_EXERCISE PROMPT_: Do not carry the pictures over; copy every other part of the entries exactly.

================

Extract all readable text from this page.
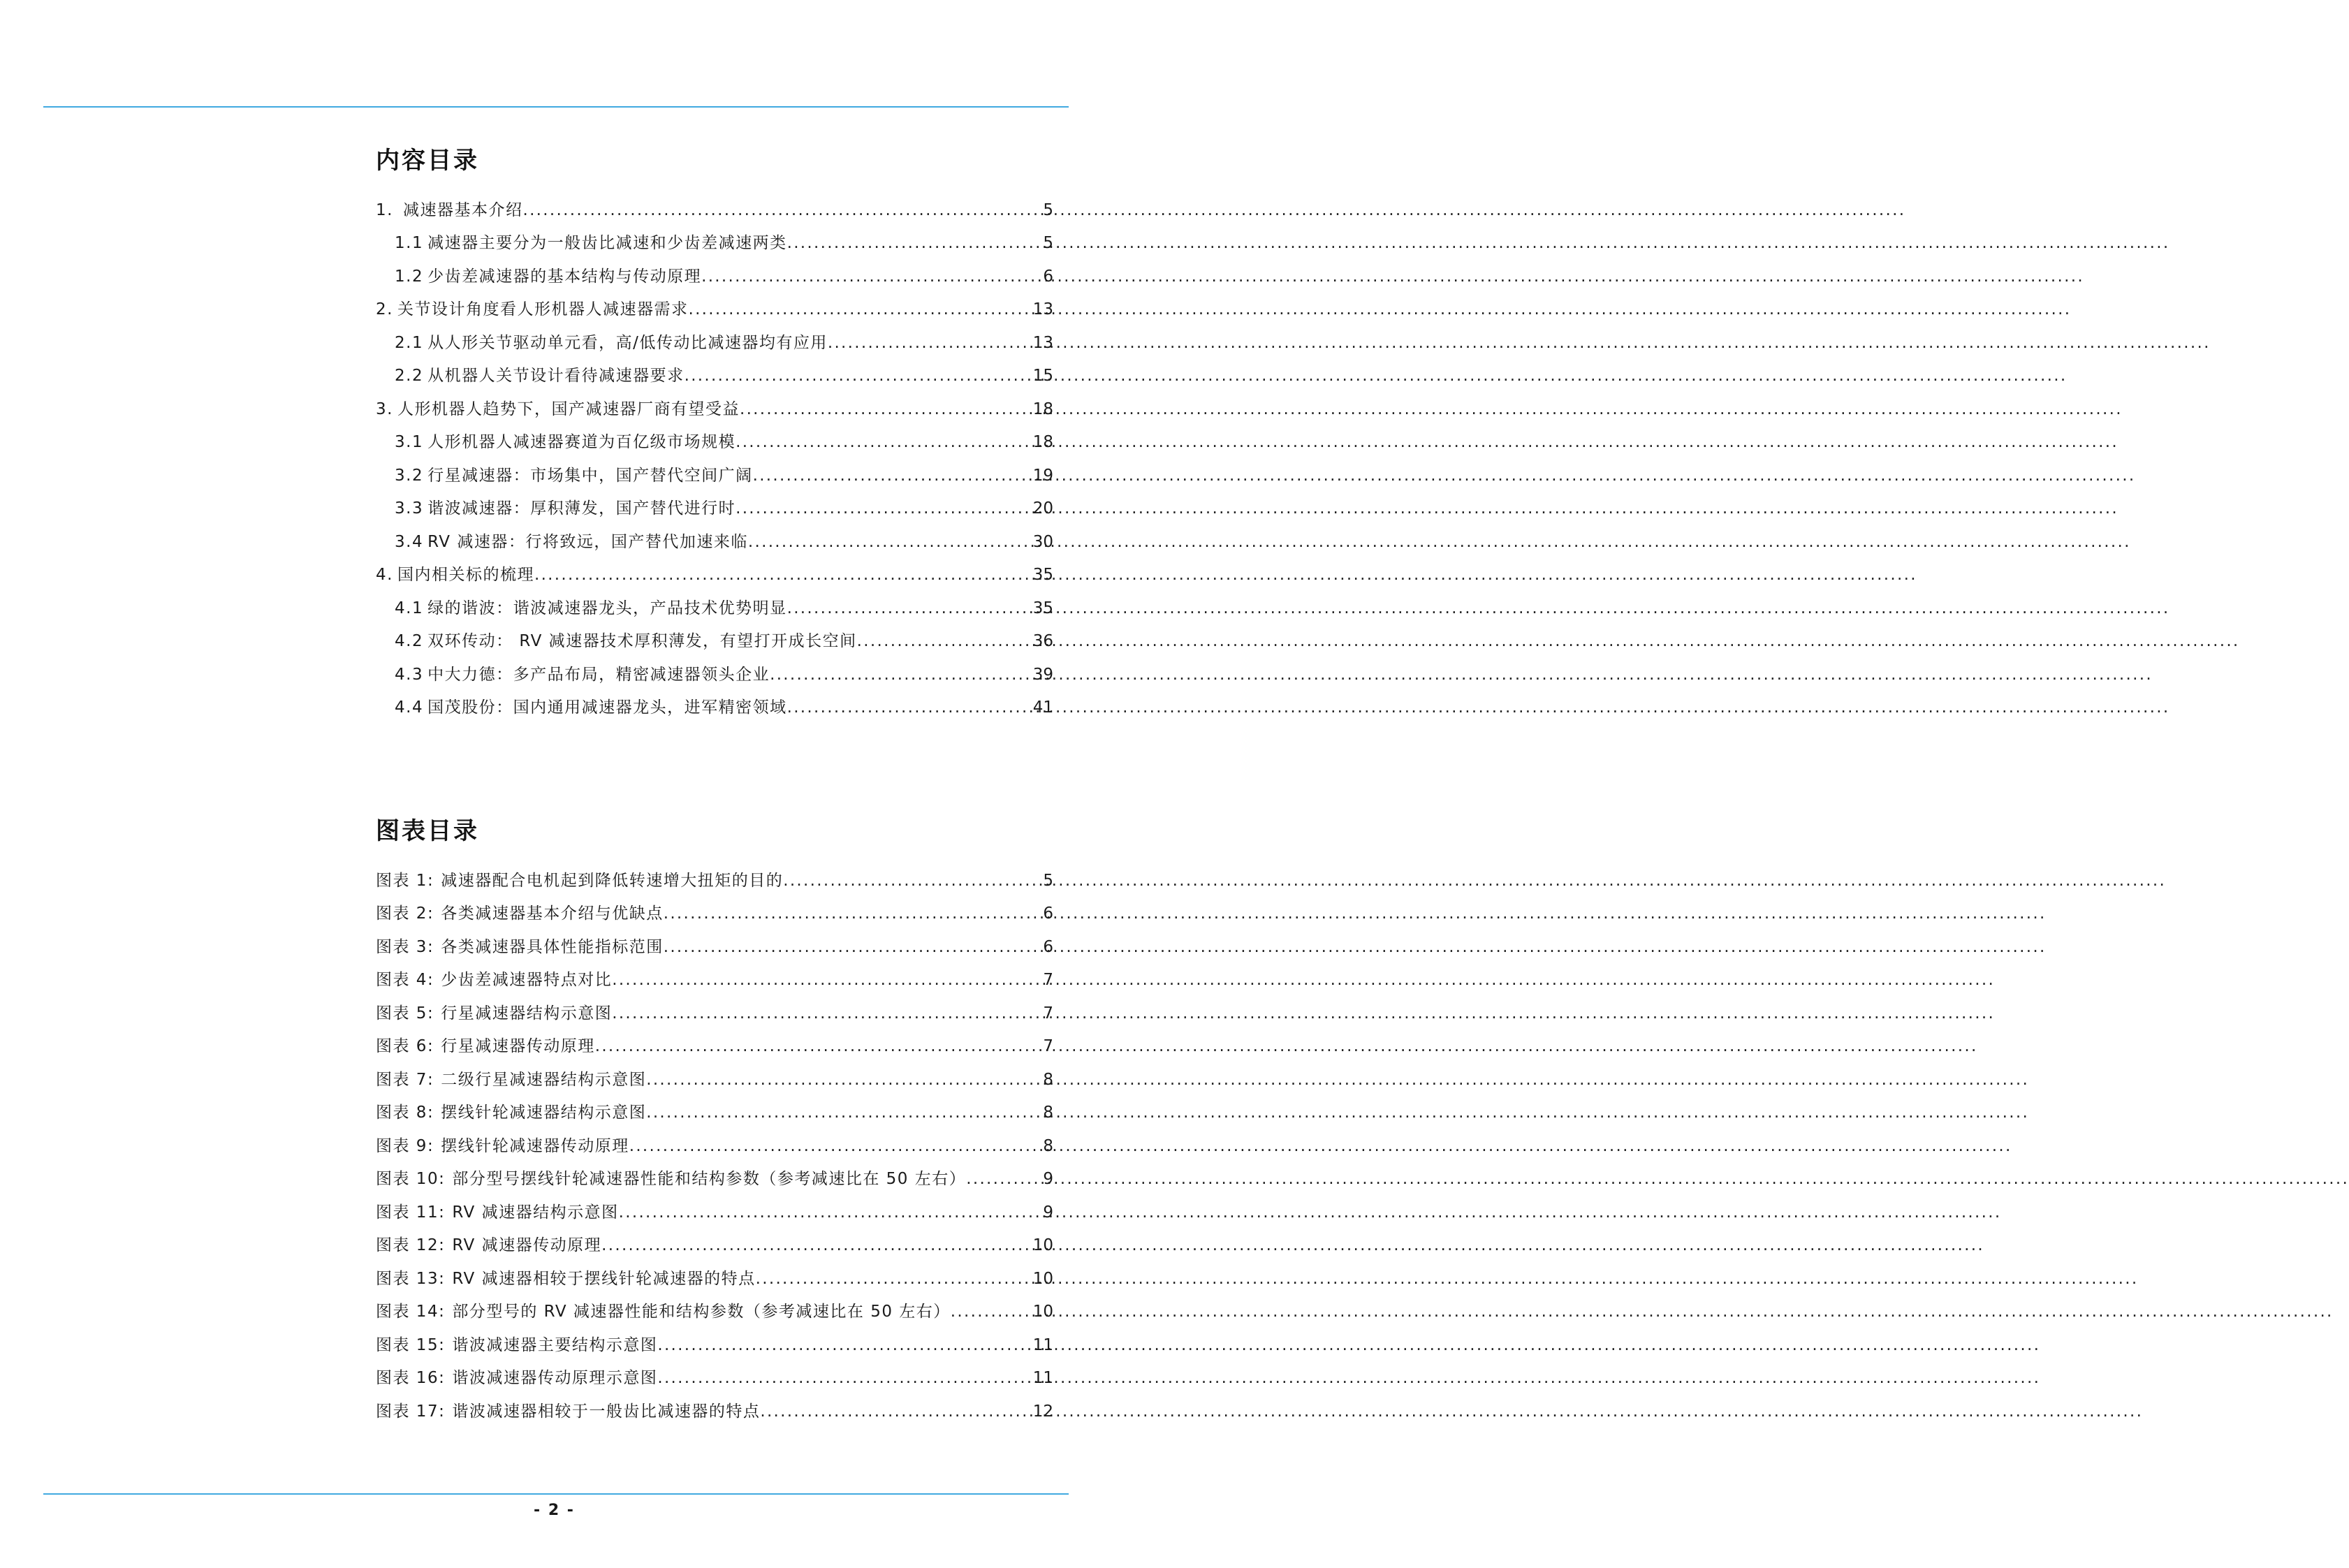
内容目录
1. 减速器基本介绍 .....	5
1.1 减速器主要分为一般齿比减速和少齿差减速两类 .....	5
1.2 少齿差减速器的基本结构与传动原理 .....	6
2. 关节设计角度看人形机器人减速器需求 .....	13
2.1 从人形关节驱动单元看，高/低传动比减速器均有应用 .....	13
2.2 从机器人关节设计看待减速器要求 .....	15
3. 人形机器人趋势下，国产减速器厂商有望受益 .....	18
3.1 人形机器人减速器赛道为百亿级市场规模 .....	18
3.2 行星减速器：市场集中，国产替代空间广阔 .....	19
3.3 谐波减速器：厚积薄发，国产替代进行时 .....	20
3.4 RV 减速器：行将致远，国产替代加速来临 .....	30
4. 国内相关标的梳理 .....	35
4.1 绿的谐波：谐波减速器龙头，产品技术优势明显 .....	35
4.2 双环传动： RV 减速器技术厚积薄发，有望打开成长空间 .....	36
4.3 中大力德：多产品布局，精密减速器领头企业 .....	39
4.4 国茂股份：国内通用减速器龙头，进军精密领域 .....	41
图表目录
图表 1: 减速器配合电机起到降低转速增大扭矩的目的 .....	5
图表 2: 各类减速器基本介绍与优缺点 .....	6
图表 3: 各类减速器具体性能指标范围 .....	6
图表 4: 少齿差减速器特点对比 .....	7
图表 5: 行星减速器结构示意图 .....	7
图表 6: 行星减速器传动原理 .....	7
图表 7: 二级行星减速器结构示意图 .....	8
图表 8: 摆线针轮减速器结构示意图 .....	8
图表 9: 摆线针轮减速器传动原理 .....	8
图表 10: 部分型号摆线针轮减速器性能和结构参数（参考减速比在 50 左右） .....	9
图表 11: RV 减速器结构示意图 .....	9
图表 12: RV 减速器传动原理 .....	10
图表 13: RV 减速器相较于摆线针轮减速器的特点 .....	10
图表 14: 部分型号的 RV 减速器性能和结构参数（参考减速比在 50 左右） .....	10
图表 15: 谐波减速器主要结构示意图 .....	11
图表 16: 谐波减速器传动原理示意图 .....	11
图表 17: 谐波减速器相较于一般齿比减速器的特点 .....	12
- 2 -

================

_SOLUTION TO THIS PROBLEM_:
Extract all readable text from this page.
内容目录
1. 减速器基本介绍 .....	5
1.1 减速器主要分为一般齿比减速和少齿差减速两类 .....	5
1.2 少齿差减速器的基本结构与传动原理 .....	6
2. 关节设计角度看人形机器人减速器需求 .....	13
2.1 从人形关节驱动单元看，高/低传动比减速器均有应用 .....	13
2.2 从机器人关节设计看待减速器要求 .....	15
3. 人形机器人趋势下，国产减速器厂商有望受益 .....	18
3.1 人形机器人减速器赛道为百亿级市场规模 .....	18
3.2 行星减速器：市场集中，国产替代空间广阔 .....	19
3.3 谐波减速器：厚积薄发，国产替代进行时 .....	20
3.4 RV 减速器：行将致远，国产替代加速来临 .....	30
4. 国内相关标的梳理 .....	35
4.1 绿的谐波：谐波减速器龙头，产品技术优势明显 .....	35
4.2 双环传动： RV 减速器技术厚积薄发，有望打开成长空间 .....	36
4.3 中大力德：多产品布局，精密减速器领头企业 .....	39
4.4 国茂股份：国内通用减速器龙头，进军精密领域 .....	41
图表目录
图表 1: 减速器配合电机起到降低转速增大扭矩的目的 .....	5
图表 2: 各类减速器基本介绍与优缺点 .....	6
图表 3: 各类减速器具体性能指标范围 .....	6
图表 4: 少齿差减速器特点对比 .....	7
图表 5: 行星减速器结构示意图 .....	7
图表 6: 行星减速器传动原理 .....	7
图表 7: 二级行星减速器结构示意图 .....	8
图表 8: 摆线针轮减速器结构示意图 .....	8
图表 9: 摆线针轮减速器传动原理 .....	8
图表 10: 部分型号摆线针轮减速器性能和结构参数（参考减速比在 50 左右） .....	9
图表 11: RV 减速器结构示意图 .....	9
图表 12: RV 减速器传动原理 .....	10
图表 13: RV 减速器相较于摆线针轮减速器的特点 .....	10
图表 14: 部分型号的 RV 减速器性能和结构参数（参考减速比在 50 左右） .....	10
图表 15: 谐波减速器主要结构示意图 .....	11
图表 16: 谐波减速器传动原理示意图 .....	11
图表 17: 谐波减速器相较于一般齿比减速器的特点 .....	12
- 2 -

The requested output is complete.